**Task statement**.
Return the listing below exactly, with the pictures dropped.

**Material to process**.
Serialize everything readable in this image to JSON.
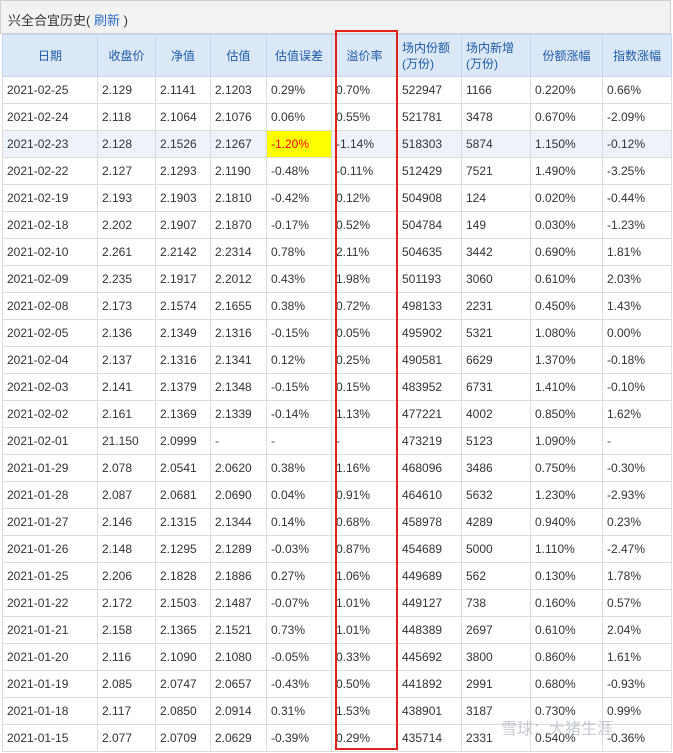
{
  "header": {
    "title": "兴全合宜历史",
    "paren_open": "(",
    "refresh": "刷新",
    "paren_close": ")"
  },
  "table": {
    "columns": [
      "日期",
      "收盘价",
      "净值",
      "估值",
      "估值误差",
      "溢价率",
      "场内份额\n(万份)",
      "场内新增\n(万份)",
      "份额涨幅",
      "指数涨幅"
    ],
    "rows": [
      [
        "2021-02-25",
        "2.129",
        "2.1141",
        "2.1203",
        "0.29%",
        "0.70%",
        "522947",
        "1166",
        "0.220%",
        "0.66%"
      ],
      [
        "2021-02-24",
        "2.118",
        "2.1064",
        "2.1076",
        "0.06%",
        "0.55%",
        "521781",
        "3478",
        "0.670%",
        "-2.09%"
      ],
      [
        "2021-02-23",
        "2.128",
        "2.1526",
        "2.1267",
        "-1.20%",
        "-1.14%",
        "518303",
        "5874",
        "1.150%",
        "-0.12%"
      ],
      [
        "2021-02-22",
        "2.127",
        "2.1293",
        "2.1190",
        "-0.48%",
        "-0.11%",
        "512429",
        "7521",
        "1.490%",
        "-3.25%"
      ],
      [
        "2021-02-19",
        "2.193",
        "2.1903",
        "2.1810",
        "-0.42%",
        "0.12%",
        "504908",
        "124",
        "0.020%",
        "-0.44%"
      ],
      [
        "2021-02-18",
        "2.202",
        "2.1907",
        "2.1870",
        "-0.17%",
        "0.52%",
        "504784",
        "149",
        "0.030%",
        "-1.23%"
      ],
      [
        "2021-02-10",
        "2.261",
        "2.2142",
        "2.2314",
        "0.78%",
        "2.11%",
        "504635",
        "3442",
        "0.690%",
        "1.81%"
      ],
      [
        "2021-02-09",
        "2.235",
        "2.1917",
        "2.2012",
        "0.43%",
        "1.98%",
        "501193",
        "3060",
        "0.610%",
        "2.03%"
      ],
      [
        "2021-02-08",
        "2.173",
        "2.1574",
        "2.1655",
        "0.38%",
        "0.72%",
        "498133",
        "2231",
        "0.450%",
        "1.43%"
      ],
      [
        "2021-02-05",
        "2.136",
        "2.1349",
        "2.1316",
        "-0.15%",
        "0.05%",
        "495902",
        "5321",
        "1.080%",
        "0.00%"
      ],
      [
        "2021-02-04",
        "2.137",
        "2.1316",
        "2.1341",
        "0.12%",
        "0.25%",
        "490581",
        "6629",
        "1.370%",
        "-0.18%"
      ],
      [
        "2021-02-03",
        "2.141",
        "2.1379",
        "2.1348",
        "-0.15%",
        "0.15%",
        "483952",
        "6731",
        "1.410%",
        "-0.10%"
      ],
      [
        "2021-02-02",
        "2.161",
        "2.1369",
        "2.1339",
        "-0.14%",
        "1.13%",
        "477221",
        "4002",
        "0.850%",
        "1.62%"
      ],
      [
        "2021-02-01",
        "21.150",
        "2.0999",
        "-",
        "-",
        "-",
        "473219",
        "5123",
        "1.090%",
        "-"
      ],
      [
        "2021-01-29",
        "2.078",
        "2.0541",
        "2.0620",
        "0.38%",
        "1.16%",
        "468096",
        "3486",
        "0.750%",
        "-0.30%"
      ],
      [
        "2021-01-28",
        "2.087",
        "2.0681",
        "2.0690",
        "0.04%",
        "0.91%",
        "464610",
        "5632",
        "1.230%",
        "-2.93%"
      ],
      [
        "2021-01-27",
        "2.146",
        "2.1315",
        "2.1344",
        "0.14%",
        "0.68%",
        "458978",
        "4289",
        "0.940%",
        "0.23%"
      ],
      [
        "2021-01-26",
        "2.148",
        "2.1295",
        "2.1289",
        "-0.03%",
        "0.87%",
        "454689",
        "5000",
        "1.110%",
        "-2.47%"
      ],
      [
        "2021-01-25",
        "2.206",
        "2.1828",
        "2.1886",
        "0.27%",
        "1.06%",
        "449689",
        "562",
        "0.130%",
        "1.78%"
      ],
      [
        "2021-01-22",
        "2.172",
        "2.1503",
        "2.1487",
        "-0.07%",
        "1.01%",
        "449127",
        "738",
        "0.160%",
        "0.57%"
      ],
      [
        "2021-01-21",
        "2.158",
        "2.1365",
        "2.1521",
        "0.73%",
        "1.01%",
        "448389",
        "2697",
        "0.610%",
        "2.04%"
      ],
      [
        "2021-01-20",
        "2.116",
        "2.1090",
        "2.1080",
        "-0.05%",
        "0.33%",
        "445692",
        "3800",
        "0.860%",
        "1.61%"
      ],
      [
        "2021-01-19",
        "2.085",
        "2.0747",
        "2.0657",
        "-0.43%",
        "0.50%",
        "441892",
        "2991",
        "0.680%",
        "-0.93%"
      ],
      [
        "2021-01-18",
        "2.117",
        "2.0850",
        "2.0914",
        "0.31%",
        "1.53%",
        "438901",
        "3187",
        "0.730%",
        "0.99%"
      ],
      [
        "2021-01-15",
        "2.077",
        "2.0709",
        "2.0629",
        "-0.39%",
        "0.29%",
        "435714",
        "2331",
        "0.540%",
        "-0.36%"
      ]
    ]
  },
  "watermark": "雪球：大猪生涯",
  "colors": {
    "header_bg": "#dbe8f7",
    "header_text": "#1f5aa6",
    "highlight_row": "#eef3fb",
    "error_highlight": "#ffff00",
    "redbox": "#e0201b",
    "link": "#2a6bc4"
  }
}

**Solution for this task**.
Serialize everything readable in this image to JSON.
{
  "header": {
    "title": "兴全合宜历史",
    "paren_open": "(",
    "refresh": "刷新",
    "paren_close": ")"
  },
  "table": {
    "columns": [
      "日期",
      "收盘价",
      "净值",
      "估值",
      "估值误差",
      "溢价率",
      "场内份额\n(万份)",
      "场内新增\n(万份)",
      "份额涨幅",
      "指数涨幅"
    ],
    "rows": [
      [
        "2021-02-25",
        "2.129",
        "2.1141",
        "2.1203",
        "0.29%",
        "0.70%",
        "522947",
        "1166",
        "0.220%",
        "0.66%"
      ],
      [
        "2021-02-24",
        "2.118",
        "2.1064",
        "2.1076",
        "0.06%",
        "0.55%",
        "521781",
        "3478",
        "0.670%",
        "-2.09%"
      ],
      [
        "2021-02-23",
        "2.128",
        "2.1526",
        "2.1267",
        "-1.20%",
        "-1.14%",
        "518303",
        "5874",
        "1.150%",
        "-0.12%"
      ],
      [
        "2021-02-22",
        "2.127",
        "2.1293",
        "2.1190",
        "-0.48%",
        "-0.11%",
        "512429",
        "7521",
        "1.490%",
        "-3.25%"
      ],
      [
        "2021-02-19",
        "2.193",
        "2.1903",
        "2.1810",
        "-0.42%",
        "0.12%",
        "504908",
        "124",
        "0.020%",
        "-0.44%"
      ],
      [
        "2021-02-18",
        "2.202",
        "2.1907",
        "2.1870",
        "-0.17%",
        "0.52%",
        "504784",
        "149",
        "0.030%",
        "-1.23%"
      ],
      [
        "2021-02-10",
        "2.261",
        "2.2142",
        "2.2314",
        "0.78%",
        "2.11%",
        "504635",
        "3442",
        "0.690%",
        "1.81%"
      ],
      [
        "2021-02-09",
        "2.235",
        "2.1917",
        "2.2012",
        "0.43%",
        "1.98%",
        "501193",
        "3060",
        "0.610%",
        "2.03%"
      ],
      [
        "2021-02-08",
        "2.173",
        "2.1574",
        "2.1655",
        "0.38%",
        "0.72%",
        "498133",
        "2231",
        "0.450%",
        "1.43%"
      ],
      [
        "2021-02-05",
        "2.136",
        "2.1349",
        "2.1316",
        "-0.15%",
        "0.05%",
        "495902",
        "5321",
        "1.080%",
        "0.00%"
      ],
      [
        "2021-02-04",
        "2.137",
        "2.1316",
        "2.1341",
        "0.12%",
        "0.25%",
        "490581",
        "6629",
        "1.370%",
        "-0.18%"
      ],
      [
        "2021-02-03",
        "2.141",
        "2.1379",
        "2.1348",
        "-0.15%",
        "0.15%",
        "483952",
        "6731",
        "1.410%",
        "-0.10%"
      ],
      [
        "2021-02-02",
        "2.161",
        "2.1369",
        "2.1339",
        "-0.14%",
        "1.13%",
        "477221",
        "4002",
        "0.850%",
        "1.62%"
      ],
      [
        "2021-02-01",
        "21.150",
        "2.0999",
        "-",
        "-",
        "-",
        "473219",
        "5123",
        "1.090%",
        "-"
      ],
      [
        "2021-01-29",
        "2.078",
        "2.0541",
        "2.0620",
        "0.38%",
        "1.16%",
        "468096",
        "3486",
        "0.750%",
        "-0.30%"
      ],
      [
        "2021-01-28",
        "2.087",
        "2.0681",
        "2.0690",
        "0.04%",
        "0.91%",
        "464610",
        "5632",
        "1.230%",
        "-2.93%"
      ],
      [
        "2021-01-27",
        "2.146",
        "2.1315",
        "2.1344",
        "0.14%",
        "0.68%",
        "458978",
        "4289",
        "0.940%",
        "0.23%"
      ],
      [
        "2021-01-26",
        "2.148",
        "2.1295",
        "2.1289",
        "-0.03%",
        "0.87%",
        "454689",
        "5000",
        "1.110%",
        "-2.47%"
      ],
      [
        "2021-01-25",
        "2.206",
        "2.1828",
        "2.1886",
        "0.27%",
        "1.06%",
        "449689",
        "562",
        "0.130%",
        "1.78%"
      ],
      [
        "2021-01-22",
        "2.172",
        "2.1503",
        "2.1487",
        "-0.07%",
        "1.01%",
        "449127",
        "738",
        "0.160%",
        "0.57%"
      ],
      [
        "2021-01-21",
        "2.158",
        "2.1365",
        "2.1521",
        "0.73%",
        "1.01%",
        "448389",
        "2697",
        "0.610%",
        "2.04%"
      ],
      [
        "2021-01-20",
        "2.116",
        "2.1090",
        "2.1080",
        "-0.05%",
        "0.33%",
        "445692",
        "3800",
        "0.860%",
        "1.61%"
      ],
      [
        "2021-01-19",
        "2.085",
        "2.0747",
        "2.0657",
        "-0.43%",
        "0.50%",
        "441892",
        "2991",
        "0.680%",
        "-0.93%"
      ],
      [
        "2021-01-18",
        "2.117",
        "2.0850",
        "2.0914",
        "0.31%",
        "1.53%",
        "438901",
        "3187",
        "0.730%",
        "0.99%"
      ],
      [
        "2021-01-15",
        "2.077",
        "2.0709",
        "2.0629",
        "-0.39%",
        "0.29%",
        "435714",
        "2331",
        "0.540%",
        "-0.36%"
      ]
    ]
  },
  "watermark": "雪球：大猪生涯",
  "colors": {
    "header_bg": "#dbe8f7",
    "header_text": "#1f5aa6",
    "highlight_row": "#eef3fb",
    "error_highlight": "#ffff00",
    "redbox": "#e0201b",
    "link": "#2a6bc4"
  }
}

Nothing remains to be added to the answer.